> Data provided

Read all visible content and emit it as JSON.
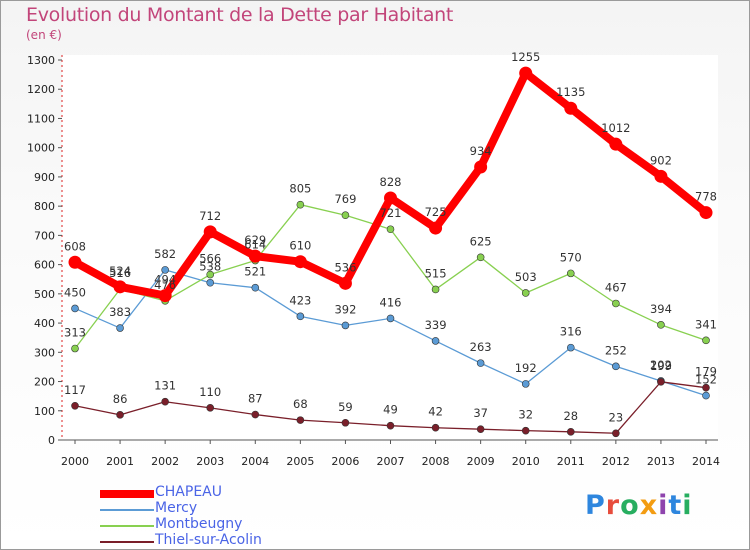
{
  "title": "Evolution du Montant de la Dette par Habitant",
  "subtitle": "(en €)",
  "logo": "Proxiti",
  "chart_data": {
    "type": "line",
    "x": [
      "2000",
      "2001",
      "2002",
      "2003",
      "2004",
      "2005",
      "2006",
      "2007",
      "2008",
      "2009",
      "2010",
      "2011",
      "2012",
      "2013",
      "2014"
    ],
    "ylim": [
      0,
      1300
    ],
    "yticks": [
      0,
      100,
      200,
      300,
      400,
      500,
      600,
      700,
      800,
      900,
      1000,
      1100,
      1200,
      1300
    ],
    "legend_position": "bottom-left",
    "series": [
      {
        "name": "CHAPEAU",
        "color": "#ff0000",
        "values": [
          608,
          524,
          494,
          712,
          629,
          610,
          536,
          828,
          725,
          934,
          1255,
          1135,
          1012,
          902,
          778
        ]
      },
      {
        "name": "Mercy",
        "color": "#5b9bd5",
        "values": [
          450,
          383,
          582,
          538,
          521,
          423,
          392,
          416,
          339,
          263,
          192,
          316,
          252,
          202,
          152
        ]
      },
      {
        "name": "Montbeugny",
        "color": "#88d050",
        "values": [
          313,
          516,
          476,
          566,
          614,
          805,
          769,
          721,
          515,
          625,
          503,
          570,
          467,
          394,
          341
        ]
      },
      {
        "name": "Thiel-sur-Acolin",
        "color": "#7a1f2a",
        "values": [
          117,
          86,
          131,
          110,
          87,
          68,
          59,
          49,
          42,
          37,
          32,
          28,
          23,
          199,
          179
        ]
      }
    ]
  }
}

> Short task
Copy the whole of the material above exactly, but not its images.

> Task response
Read all visible content and emit it as JSON.
{
  "title": "Evolution du Montant de la Dette par Habitant",
  "subtitle": "(en €)",
  "logo": "Proxiti",
  "chart_data": {
    "type": "line",
    "x": [
      "2000",
      "2001",
      "2002",
      "2003",
      "2004",
      "2005",
      "2006",
      "2007",
      "2008",
      "2009",
      "2010",
      "2011",
      "2012",
      "2013",
      "2014"
    ],
    "ylim": [
      0,
      1300
    ],
    "yticks": [
      0,
      100,
      200,
      300,
      400,
      500,
      600,
      700,
      800,
      900,
      1000,
      1100,
      1200,
      1300
    ],
    "legend_position": "bottom-left",
    "series": [
      {
        "name": "CHAPEAU",
        "color": "#ff0000",
        "values": [
          608,
          524,
          494,
          712,
          629,
          610,
          536,
          828,
          725,
          934,
          1255,
          1135,
          1012,
          902,
          778
        ]
      },
      {
        "name": "Mercy",
        "color": "#5b9bd5",
        "values": [
          450,
          383,
          582,
          538,
          521,
          423,
          392,
          416,
          339,
          263,
          192,
          316,
          252,
          202,
          152
        ]
      },
      {
        "name": "Montbeugny",
        "color": "#88d050",
        "values": [
          313,
          516,
          476,
          566,
          614,
          805,
          769,
          721,
          515,
          625,
          503,
          570,
          467,
          394,
          341
        ]
      },
      {
        "name": "Thiel-sur-Acolin",
        "color": "#7a1f2a",
        "values": [
          117,
          86,
          131,
          110,
          87,
          68,
          59,
          49,
          42,
          37,
          32,
          28,
          23,
          199,
          179
        ]
      }
    ]
  }
}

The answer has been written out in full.